■ **EXERCISE DESCRIPTION**: Transcribe every entry word for word, but skip the images.

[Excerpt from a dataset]
>>>>>
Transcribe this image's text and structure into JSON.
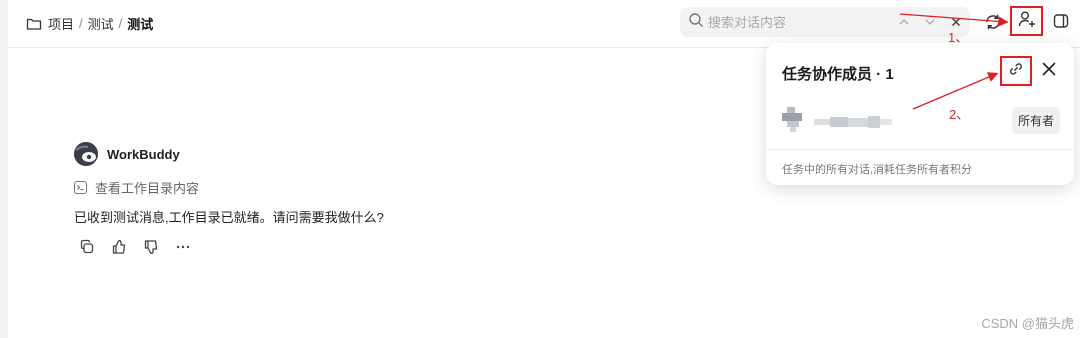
{
  "breadcrumb": {
    "items": [
      "项目",
      "测试"
    ],
    "separator": "/",
    "current": "测试"
  },
  "search": {
    "placeholder": "搜索对话内容"
  },
  "annotations": {
    "label_1": "1、",
    "label_2": "2、",
    "color": "#e02020"
  },
  "chat": {
    "bot_name": "WorkBuddy",
    "tool_action": "查看工作目录内容",
    "message": "已收到测试消息,工作目录已就绪。请问需要我做什么?"
  },
  "popup": {
    "title": "任务协作成员 · 1",
    "owner_badge": "所有者",
    "footer": "任务中的所有对话,消耗任务所有者积分"
  },
  "watermark": "CSDN @猫头虎",
  "icons": {
    "breadcrumb": "folder-icon",
    "search": "search-icon",
    "search_prev": "chevron-up-icon",
    "search_next": "chevron-down-icon",
    "search_clear": "close-icon",
    "sync": "sync-icon",
    "add_member": "add-user-icon",
    "panel": "panel-toggle-icon",
    "link": "link-icon",
    "close": "close-icon"
  }
}
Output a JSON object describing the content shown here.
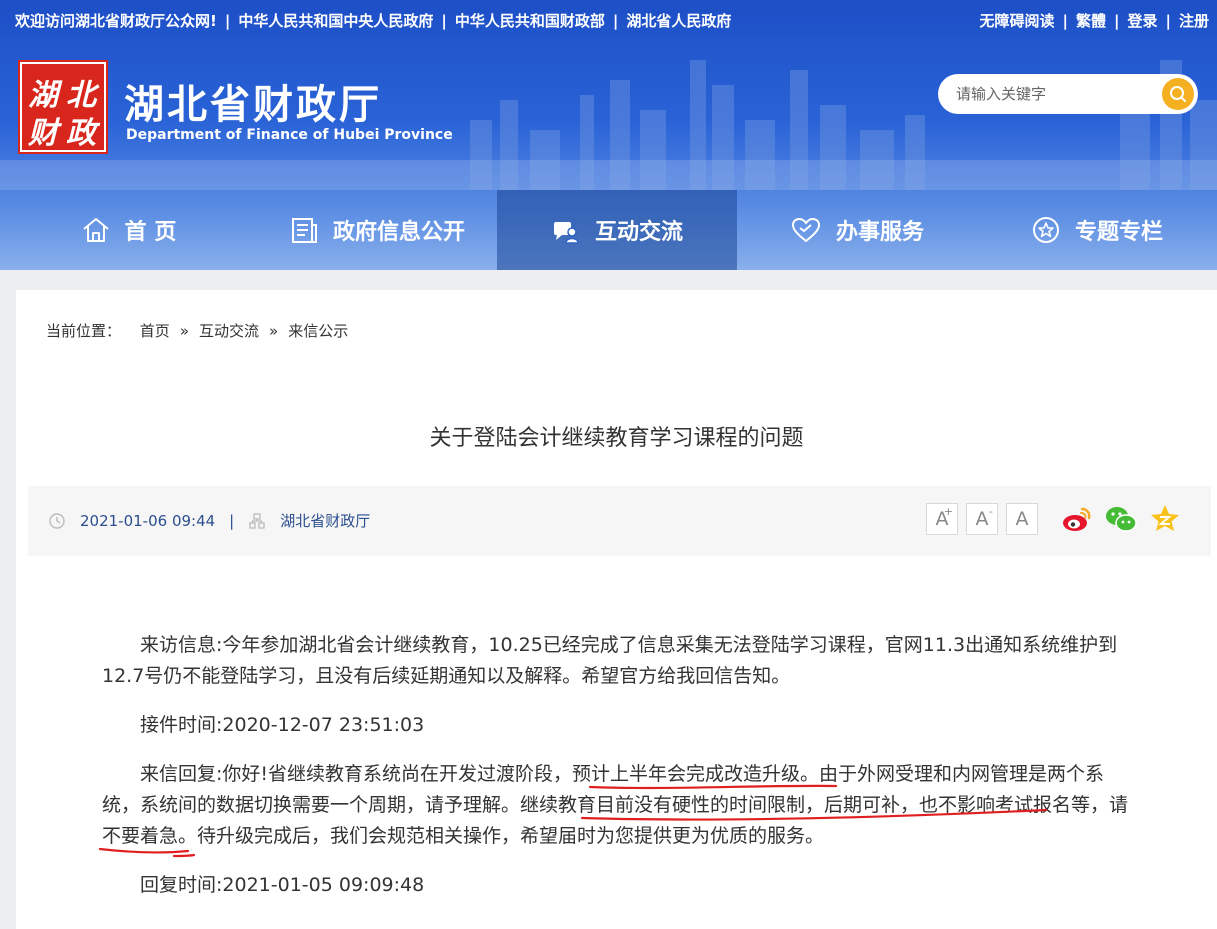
{
  "topbar": {
    "left_links": [
      "欢迎访问湖北省财政厅公众网!",
      "中华人民共和国中央人民政府",
      "中华人民共和国财政部",
      "湖北省人民政府"
    ],
    "right_links": [
      "无障碍阅读",
      "繁體",
      "登录",
      "注册"
    ]
  },
  "logo": {
    "seal_chars": [
      "湖",
      "北",
      "财",
      "政"
    ],
    "title": "湖北省财政厅",
    "subtitle": "Department of Finance of Hubei Province"
  },
  "search": {
    "placeholder": "请输入关键字"
  },
  "nav": {
    "items": [
      {
        "label": "首 页",
        "icon": "home-icon"
      },
      {
        "label": "政府信息公开",
        "icon": "document-icon"
      },
      {
        "label": "互动交流",
        "icon": "chat-icon",
        "active": true
      },
      {
        "label": "办事服务",
        "icon": "heart-icon"
      },
      {
        "label": "专题专栏",
        "icon": "star-icon"
      }
    ]
  },
  "breadcrumb": {
    "prefix": "当前位置：",
    "items": [
      "首页",
      "互动交流",
      "来信公示"
    ],
    "separator": "»"
  },
  "article": {
    "title": "关于登陆会计继续教育学习课程的问题",
    "date": "2021-01-06 09:44",
    "source": "湖北省财政厅",
    "font_buttons": [
      "A",
      "A",
      "A"
    ],
    "share_icons": [
      "weibo-icon",
      "wechat-icon",
      "qzone-icon"
    ],
    "paragraphs": {
      "p1": "来访信息:今年参加湖北省会计继续教育，10.25已经完成了信息采集无法登陆学习课程，官网11.3出通知系统维护到12.7号仍不能登陆学习，且没有后续延期通知以及解释。希望官方给我回信告知。",
      "p2": "接件时间:2020-12-07 23:51:03",
      "p3": "来信回复:你好!省继续教育系统尚在开发过渡阶段，预计上半年会完成改造升级。由于外网受理和内网管理是两个系统，系统间的数据切换需要一个周期，请予理解。继续教育目前没有硬性的时间限制，后期可补，也不影响考试报名等，请不要着急。待升级完成后，我们会规范相关操作，希望届时为您提供更为优质的服务。",
      "p4": "回复时间:2021-01-05 09:09:48"
    }
  },
  "colors": {
    "header_blue": "#2a63d7",
    "seal_red": "#d8261c",
    "search_orange": "#f5b021",
    "underline_red": "#e02020"
  }
}
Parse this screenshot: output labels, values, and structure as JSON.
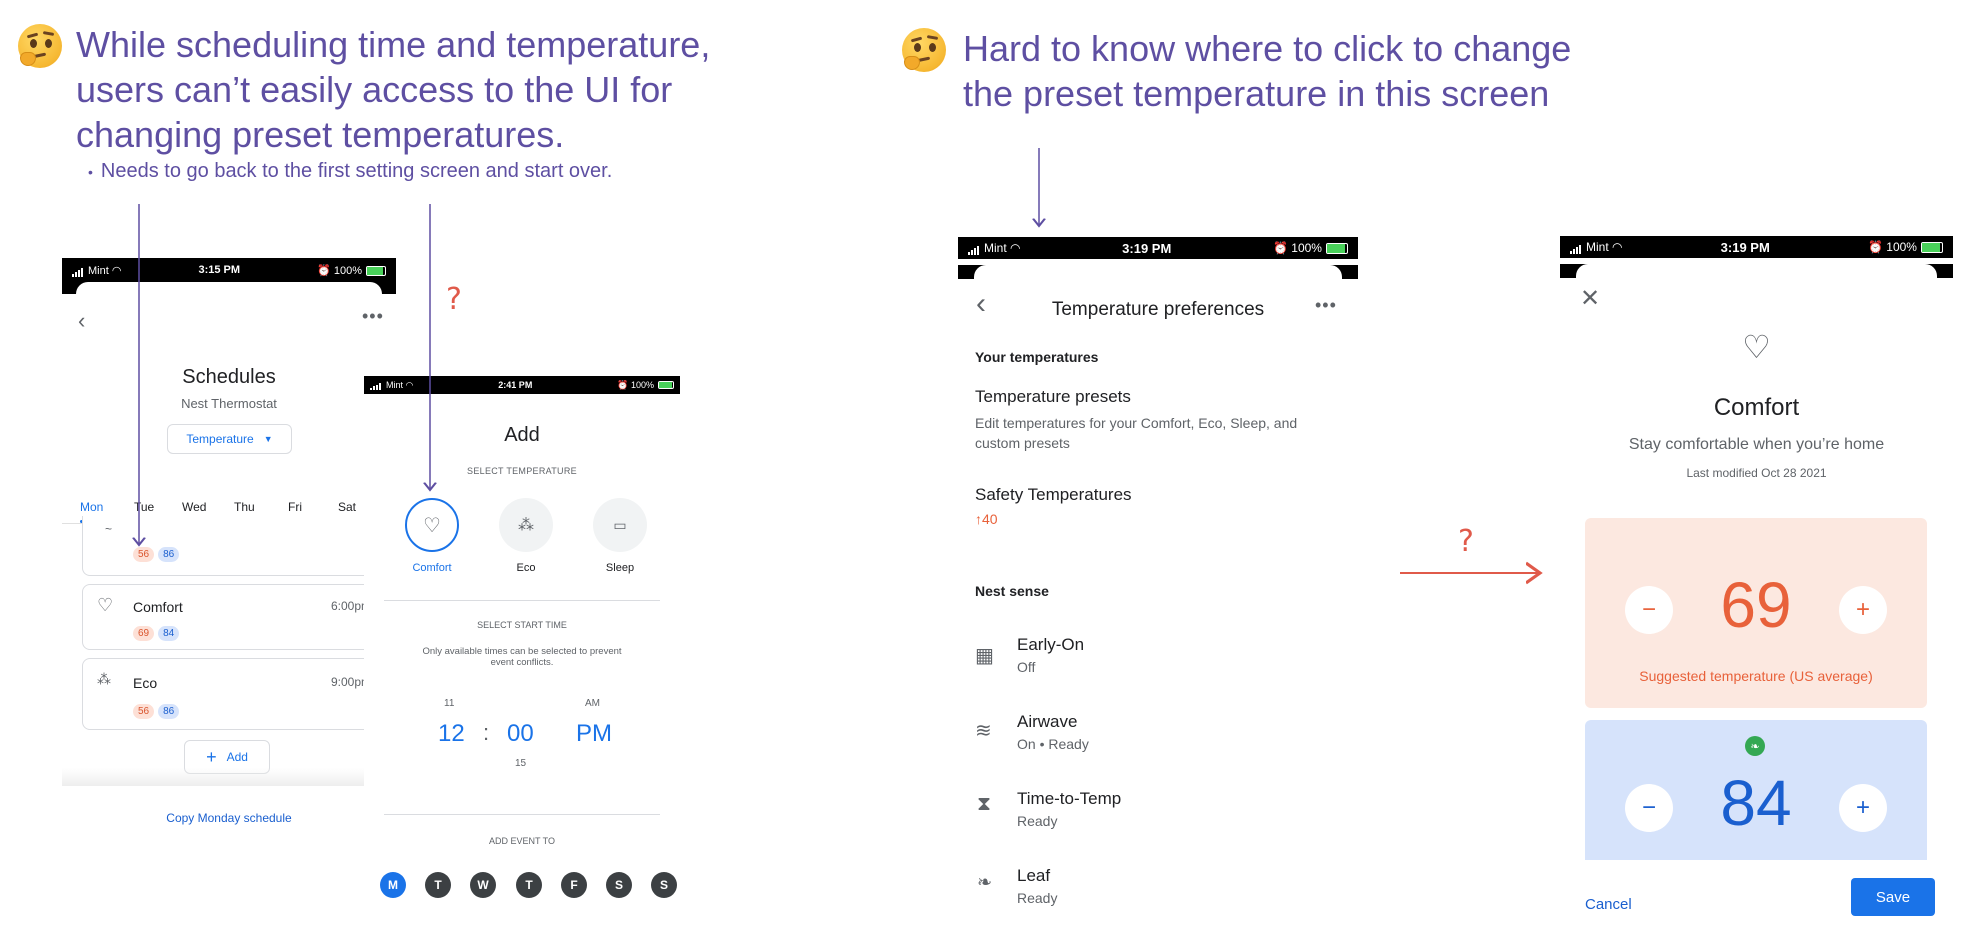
<<<<<
■ **WRITTEN SOLUTION**:
Transcribe this image's text and structure into JSON.
{
  "breadcrumb": {
    "items": [
      "项目",
      "测试"
    ],
    "separator": "/",
    "current": "测试"
  },
  "search": {
    "placeholder": "搜索对话内容"
  },
  "annotations": {
    "label_1": "1、",
    "label_2": "2、",
    "color": "#e02020"
  },
  "chat": {
    "bot_name": "WorkBuddy",
    "tool_action": "查看工作目录内容",
    "message": "已收到测试消息,工作目录已就绪。请问需要我做什么?"
  },
  "popup": {
    "title": "任务协作成员 · 1",
    "owner_badge": "所有者",
    "footer": "任务中的所有对话,消耗任务所有者积分"
  },
  "watermark": "CSDN @猫头虎",
  "icons": {
    "breadcrumb": "folder-icon",
    "search": "search-icon",
    "search_prev": "chevron-up-icon",
    "search_next": "chevron-down-icon",
    "search_clear": "close-icon",
    "sync": "sync-icon",
    "add_member": "add-user-icon",
    "panel": "panel-toggle-icon",
    "link": "link-icon",
    "close": "close-icon"
  }
}
Output a JSON object describing the content shown here.
{
  "topbar": {
    "left_links": [
      "欢迎访问湖北省财政厅公众网!",
      "中华人民共和国中央人民政府",
      "中华人民共和国财政部",
      "湖北省人民政府"
    ],
    "right_links": [
      "无障碍阅读",
      "繁體",
      "登录",
      "注册"
    ]
  },
  "logo": {
    "seal_chars": [
      "湖",
      "北",
      "财",
      "政"
    ],
    "title": "湖北省财政厅",
    "subtitle": "Department of Finance of Hubei Province"
  },
  "search": {
    "placeholder": "请输入关键字"
  },
  "nav": {
    "items": [
      {
        "label": "首 页",
        "icon": "home-icon"
      },
      {
        "label": "政府信息公开",
        "icon": "document-icon"
      },
      {
        "label": "互动交流",
        "icon": "chat-icon",
        "active": true
      },
      {
        "label": "办事服务",
        "icon": "heart-icon"
      },
      {
        "label": "专题专栏",
        "icon": "star-icon"
      }
    ]
  },
  "breadcrumb": {
    "prefix": "当前位置：",
    "items": [
      "首页",
      "互动交流",
      "来信公示"
    ],
    "separator": "»"
  },
  "article": {
    "title": "关于登陆会计继续教育学习课程的问题",
    "date": "2021-01-06 09:44",
    "source": "湖北省财政厅",
    "font_buttons": [
      "A",
      "A",
      "A"
    ],
    "share_icons": [
      "weibo-icon",
      "wechat-icon",
      "qzone-icon"
    ],
    "paragraphs": {
      "p1": "来访信息:今年参加湖北省会计继续教育，10.25已经完成了信息采集无法登陆学习课程，官网11.3出通知系统维护到12.7号仍不能登陆学习，且没有后续延期通知以及解释。希望官方给我回信告知。",
      "p2": "接件时间:2020-12-07 23:51:03",
      "p3": "来信回复:你好!省继续教育系统尚在开发过渡阶段，预计上半年会完成改造升级。由于外网受理和内网管理是两个系统，系统间的数据切换需要一个周期，请予理解。继续教育目前没有硬性的时间限制，后期可补，也不影响考试报名等，请不要着急。待升级完成后，我们会规范相关操作，希望届时为您提供更为优质的服务。",
      "p4": "回复时间:2021-01-05 09:09:48"
    }
  },
  "colors": {
    "header_blue": "#2a63d7",
    "seal_red": "#d8261c",
    "search_orange": "#f5b021",
    "underline_red": "#e02020"
  }
}
Parse this screenshot: output labels, values, and structure as JSON.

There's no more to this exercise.